> _EXTRACTED TEXT_
Determined to show support for their embattled Senate President who is on trial
before the Code of Conduct Tribunal (CCT), and whose name has also been
mentioned in the Panama Papers scandal, many of the Senators abandoned the
Senate Chambers and started following their boss to the Tribunal. On one
occasion as many as close to 50 Senators abandoned their primary assignment and
chose to go and play politics at the Tribunal.
If this seeming relocation
of the Senate to the Code of Conduct Tribunal was meant to intimidate the
presiding judge, His Lordship has refused to be intimidated, either by the
crowd or the convoy of buses or the retinue of 90 defence lawyers. He has
now chosen to attend to the case on a daily basis. The number of Senators doing
follow-follow has since reduced: it will of course, be absurd to shut down the
entire Senate to embark on sycophantic frolic.
Nonetheless, the Saraki case is
taking its toll on the Senate. It has placed it on a collision course with a
court of competent jurisdiction, with the Executive and also divided the ruling
All Progressives Congress.
It has also led to a situation whereby the lawmakers even attempted to change
the Code of Conduct Bureau Act in an obvious attempt to frustrate the Saraki
trial. In less than 48 hours, the amendment bill went through first and
second readings. If there had been no public outcry, the lawmakers would have
passed the bill in less than 72 hours.
It would have been the fastest
piece of legislation ever, and yet it was meant to be self-serving: making a
law to sabotage due process, even when they know that a law cannot have
retroactive effect. When that failed, our Senators came up with the ingenious
idea that the Chairman of the Code of Conduct Tribunal must appear before the
Senate Committee on Ethics, Privileges and Public Petitions. An indignant crowd
of civil society agitators also shut that down.
The Chairman of the CCT
has also been a target of campaigns of calumny. Saraki’s supporters are
throwing everything possible into this matter, where the legal process fails,
the legislative process is deployed; when that also fails, an internet war,
rallies, protests, all designed to win the public mind is launched.
Senate President Bukola Saraki may not have
read Robert Greene’s The 48 Laws of Power, for he seems to have broken
too many of those laws already; perhaps he has read The Art of War by
Sun Tzu. He should have been told that to rush headlong into war without
mastering the dynamics of power is costly. This is one bitter political lesson
about the strategy of war that Senator Saraki is currently
learning. But now that he has gone so deep into the battlefield, he may
no longer be allowed to surrender or retreat, even as his troops are gradually
fleeing. Saraki has stepped on the proverbial Banana peel; as he struggles for
survival, our Senate, the people’s Senate, must not be allowed to fail as a
public institution. Senator Saraki should step aside, for now, as Senate
President. If he emerges victorious from his travails, his colleagues should do
him the honour of reinstating him to that office of honour, without question.
But if he loses, he should remember that war only offers two possibilities, and
even when a warrior wins, there may still be dangers on the way back home. In
all, the politics of Saraki’s trial should not consume the Senate, and indeed
the 8th Assembly.

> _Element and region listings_

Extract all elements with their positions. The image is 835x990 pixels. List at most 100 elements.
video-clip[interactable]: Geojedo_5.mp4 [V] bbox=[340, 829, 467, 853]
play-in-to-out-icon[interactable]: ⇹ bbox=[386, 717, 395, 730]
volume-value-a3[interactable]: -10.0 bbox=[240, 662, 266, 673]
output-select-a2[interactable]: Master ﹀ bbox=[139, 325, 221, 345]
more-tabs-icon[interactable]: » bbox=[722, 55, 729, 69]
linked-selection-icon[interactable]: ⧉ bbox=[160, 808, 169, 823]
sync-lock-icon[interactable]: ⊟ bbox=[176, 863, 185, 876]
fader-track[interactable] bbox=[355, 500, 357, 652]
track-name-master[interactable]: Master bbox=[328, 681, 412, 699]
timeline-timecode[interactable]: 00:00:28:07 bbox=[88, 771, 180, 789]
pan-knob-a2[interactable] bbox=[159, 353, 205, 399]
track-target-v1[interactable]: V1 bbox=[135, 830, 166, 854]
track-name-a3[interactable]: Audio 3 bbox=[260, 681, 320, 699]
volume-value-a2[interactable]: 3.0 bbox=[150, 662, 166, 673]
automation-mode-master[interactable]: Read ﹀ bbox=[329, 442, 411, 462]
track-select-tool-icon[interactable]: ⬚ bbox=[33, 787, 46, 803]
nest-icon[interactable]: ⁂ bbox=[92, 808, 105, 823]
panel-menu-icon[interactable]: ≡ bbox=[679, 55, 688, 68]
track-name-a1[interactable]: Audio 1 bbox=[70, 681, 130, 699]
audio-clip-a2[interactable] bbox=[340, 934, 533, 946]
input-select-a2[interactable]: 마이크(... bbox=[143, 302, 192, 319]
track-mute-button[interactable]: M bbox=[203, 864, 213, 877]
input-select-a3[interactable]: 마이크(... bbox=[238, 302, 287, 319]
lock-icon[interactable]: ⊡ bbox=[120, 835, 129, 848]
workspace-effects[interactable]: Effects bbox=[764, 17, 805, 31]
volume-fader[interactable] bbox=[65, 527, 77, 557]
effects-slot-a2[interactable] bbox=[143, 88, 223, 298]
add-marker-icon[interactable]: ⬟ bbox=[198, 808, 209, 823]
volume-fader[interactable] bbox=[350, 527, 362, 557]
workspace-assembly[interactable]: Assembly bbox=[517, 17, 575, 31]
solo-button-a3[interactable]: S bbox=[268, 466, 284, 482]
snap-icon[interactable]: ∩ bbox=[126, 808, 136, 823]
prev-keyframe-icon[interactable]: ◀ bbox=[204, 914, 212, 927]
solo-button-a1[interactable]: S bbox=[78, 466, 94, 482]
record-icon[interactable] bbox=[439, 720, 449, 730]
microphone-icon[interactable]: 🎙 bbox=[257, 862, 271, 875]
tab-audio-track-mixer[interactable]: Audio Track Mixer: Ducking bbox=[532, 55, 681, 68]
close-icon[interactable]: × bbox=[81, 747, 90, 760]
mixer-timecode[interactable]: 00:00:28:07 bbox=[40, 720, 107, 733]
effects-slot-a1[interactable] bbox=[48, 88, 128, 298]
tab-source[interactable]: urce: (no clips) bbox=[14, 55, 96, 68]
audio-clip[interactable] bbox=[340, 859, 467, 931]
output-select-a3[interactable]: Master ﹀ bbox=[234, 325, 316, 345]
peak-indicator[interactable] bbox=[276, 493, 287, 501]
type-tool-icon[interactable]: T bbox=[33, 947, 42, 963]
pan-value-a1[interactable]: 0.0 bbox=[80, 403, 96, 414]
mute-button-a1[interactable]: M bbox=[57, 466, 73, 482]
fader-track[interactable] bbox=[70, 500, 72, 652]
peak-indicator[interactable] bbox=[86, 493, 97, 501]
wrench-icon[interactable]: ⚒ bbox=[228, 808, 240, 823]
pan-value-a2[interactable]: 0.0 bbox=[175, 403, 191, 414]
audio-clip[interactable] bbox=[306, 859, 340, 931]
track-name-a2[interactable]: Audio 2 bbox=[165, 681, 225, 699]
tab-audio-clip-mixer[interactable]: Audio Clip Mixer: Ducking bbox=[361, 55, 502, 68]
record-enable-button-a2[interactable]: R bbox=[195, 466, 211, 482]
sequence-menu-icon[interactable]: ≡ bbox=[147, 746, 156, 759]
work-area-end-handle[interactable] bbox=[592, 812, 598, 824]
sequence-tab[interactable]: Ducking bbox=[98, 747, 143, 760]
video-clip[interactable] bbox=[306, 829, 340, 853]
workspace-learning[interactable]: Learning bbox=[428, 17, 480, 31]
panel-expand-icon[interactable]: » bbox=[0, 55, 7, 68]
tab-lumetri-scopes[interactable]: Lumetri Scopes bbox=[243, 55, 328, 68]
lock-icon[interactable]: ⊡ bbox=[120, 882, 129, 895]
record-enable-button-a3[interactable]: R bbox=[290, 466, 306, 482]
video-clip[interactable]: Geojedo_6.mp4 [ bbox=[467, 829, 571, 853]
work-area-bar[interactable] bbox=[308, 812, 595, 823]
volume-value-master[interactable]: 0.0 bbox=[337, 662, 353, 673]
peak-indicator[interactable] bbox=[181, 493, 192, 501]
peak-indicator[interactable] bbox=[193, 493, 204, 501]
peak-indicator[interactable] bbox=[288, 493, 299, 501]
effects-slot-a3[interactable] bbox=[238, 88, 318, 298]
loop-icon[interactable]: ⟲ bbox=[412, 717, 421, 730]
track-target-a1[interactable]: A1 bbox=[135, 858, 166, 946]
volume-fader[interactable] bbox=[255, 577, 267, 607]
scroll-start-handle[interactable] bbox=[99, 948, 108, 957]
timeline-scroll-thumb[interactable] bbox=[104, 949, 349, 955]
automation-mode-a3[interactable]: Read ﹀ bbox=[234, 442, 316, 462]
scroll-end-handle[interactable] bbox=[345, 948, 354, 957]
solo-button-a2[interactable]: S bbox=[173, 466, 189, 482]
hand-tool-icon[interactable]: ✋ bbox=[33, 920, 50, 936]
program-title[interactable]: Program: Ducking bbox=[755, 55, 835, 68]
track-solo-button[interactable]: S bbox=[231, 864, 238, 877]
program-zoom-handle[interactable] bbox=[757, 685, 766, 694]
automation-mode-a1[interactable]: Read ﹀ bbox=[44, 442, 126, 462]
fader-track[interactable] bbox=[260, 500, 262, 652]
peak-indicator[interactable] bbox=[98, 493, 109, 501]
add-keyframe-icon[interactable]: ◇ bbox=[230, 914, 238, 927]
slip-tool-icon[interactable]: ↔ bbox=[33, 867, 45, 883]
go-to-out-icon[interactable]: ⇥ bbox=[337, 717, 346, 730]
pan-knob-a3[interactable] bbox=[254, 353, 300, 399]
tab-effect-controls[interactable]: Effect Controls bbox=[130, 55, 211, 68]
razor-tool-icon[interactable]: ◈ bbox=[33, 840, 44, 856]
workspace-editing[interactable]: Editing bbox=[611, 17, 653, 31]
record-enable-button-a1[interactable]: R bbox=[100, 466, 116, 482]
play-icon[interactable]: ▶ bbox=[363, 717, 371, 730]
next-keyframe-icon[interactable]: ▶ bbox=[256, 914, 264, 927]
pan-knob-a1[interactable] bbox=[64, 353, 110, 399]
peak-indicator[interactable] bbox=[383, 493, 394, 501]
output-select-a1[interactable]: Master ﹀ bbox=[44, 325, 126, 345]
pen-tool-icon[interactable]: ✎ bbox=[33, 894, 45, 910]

> _SHORT EXERCISE_
Revise the stretch of the piece on the Saraki trial from "Nonetheless, the Saraki" through "All Progressives Congress.", putting "head-on clash" in place of "collision course".

> _EXPECTED ANSWER_
Nonetheless, the Saraki case is
taking its toll on the Senate. It has placed it on a head-on clash with a
court of competent jurisdiction, with the Executive and also divided the ruling
All Progressives Congress.